For every line in the records that has the word "East", make a copy.

Dataset excerpts:
------------------------------------------------------------
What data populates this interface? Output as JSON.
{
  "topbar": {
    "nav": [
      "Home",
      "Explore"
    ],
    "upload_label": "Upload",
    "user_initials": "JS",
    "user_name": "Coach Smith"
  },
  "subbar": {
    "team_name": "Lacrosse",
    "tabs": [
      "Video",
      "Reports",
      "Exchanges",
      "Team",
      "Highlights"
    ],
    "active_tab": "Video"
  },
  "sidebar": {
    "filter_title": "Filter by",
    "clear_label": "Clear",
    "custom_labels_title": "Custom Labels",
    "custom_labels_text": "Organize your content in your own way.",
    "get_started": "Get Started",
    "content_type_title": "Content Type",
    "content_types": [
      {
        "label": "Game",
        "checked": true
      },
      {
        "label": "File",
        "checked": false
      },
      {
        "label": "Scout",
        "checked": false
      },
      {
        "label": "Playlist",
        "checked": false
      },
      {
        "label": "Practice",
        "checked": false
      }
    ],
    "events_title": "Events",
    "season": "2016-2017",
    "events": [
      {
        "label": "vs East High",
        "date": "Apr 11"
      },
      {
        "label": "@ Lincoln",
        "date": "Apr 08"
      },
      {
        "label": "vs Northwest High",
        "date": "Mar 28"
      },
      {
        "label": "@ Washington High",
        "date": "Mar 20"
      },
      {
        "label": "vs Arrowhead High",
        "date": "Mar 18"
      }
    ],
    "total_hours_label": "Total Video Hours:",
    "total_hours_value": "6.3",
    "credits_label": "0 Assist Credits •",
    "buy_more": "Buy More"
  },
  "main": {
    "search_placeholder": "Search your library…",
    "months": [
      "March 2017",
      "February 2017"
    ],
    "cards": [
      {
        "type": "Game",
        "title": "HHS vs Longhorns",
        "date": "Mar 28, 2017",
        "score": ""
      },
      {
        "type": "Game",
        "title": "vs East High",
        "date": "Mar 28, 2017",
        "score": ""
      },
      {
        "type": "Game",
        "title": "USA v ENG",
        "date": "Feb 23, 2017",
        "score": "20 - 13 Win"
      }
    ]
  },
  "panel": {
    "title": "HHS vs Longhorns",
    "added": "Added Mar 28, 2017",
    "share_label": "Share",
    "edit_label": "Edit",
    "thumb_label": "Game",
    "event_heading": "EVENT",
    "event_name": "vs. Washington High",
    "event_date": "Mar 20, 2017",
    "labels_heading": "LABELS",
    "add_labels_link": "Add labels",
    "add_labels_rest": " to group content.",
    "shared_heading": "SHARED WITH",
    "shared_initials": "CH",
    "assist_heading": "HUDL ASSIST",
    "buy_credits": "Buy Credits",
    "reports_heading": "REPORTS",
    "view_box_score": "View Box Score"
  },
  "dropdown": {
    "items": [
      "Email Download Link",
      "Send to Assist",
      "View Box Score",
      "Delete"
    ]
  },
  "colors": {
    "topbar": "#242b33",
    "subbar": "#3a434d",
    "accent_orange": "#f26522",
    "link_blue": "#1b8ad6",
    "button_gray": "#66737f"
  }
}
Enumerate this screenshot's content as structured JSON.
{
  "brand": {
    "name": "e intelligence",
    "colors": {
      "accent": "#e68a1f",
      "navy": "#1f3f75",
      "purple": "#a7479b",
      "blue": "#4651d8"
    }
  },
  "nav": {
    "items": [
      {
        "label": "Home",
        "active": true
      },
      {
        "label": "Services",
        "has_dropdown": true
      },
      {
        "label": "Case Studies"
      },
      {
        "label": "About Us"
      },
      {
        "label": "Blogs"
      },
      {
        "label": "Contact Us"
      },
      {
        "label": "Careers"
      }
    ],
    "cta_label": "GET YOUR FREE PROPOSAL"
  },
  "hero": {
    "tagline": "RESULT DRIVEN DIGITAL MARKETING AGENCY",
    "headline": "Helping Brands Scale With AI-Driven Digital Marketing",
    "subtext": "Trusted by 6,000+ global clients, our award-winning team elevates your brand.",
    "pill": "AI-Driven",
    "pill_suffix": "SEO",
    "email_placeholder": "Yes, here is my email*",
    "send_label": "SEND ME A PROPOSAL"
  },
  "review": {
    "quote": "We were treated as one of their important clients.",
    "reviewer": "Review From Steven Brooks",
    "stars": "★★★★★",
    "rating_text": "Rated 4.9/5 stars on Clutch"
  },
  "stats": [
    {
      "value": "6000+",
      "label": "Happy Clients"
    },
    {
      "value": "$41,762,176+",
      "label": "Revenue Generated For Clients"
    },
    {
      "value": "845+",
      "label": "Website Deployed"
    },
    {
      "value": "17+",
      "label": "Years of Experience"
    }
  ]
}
------------------------------------------------------------
- **The output**:
        "label": "vs East High",
        "title": "vs East High",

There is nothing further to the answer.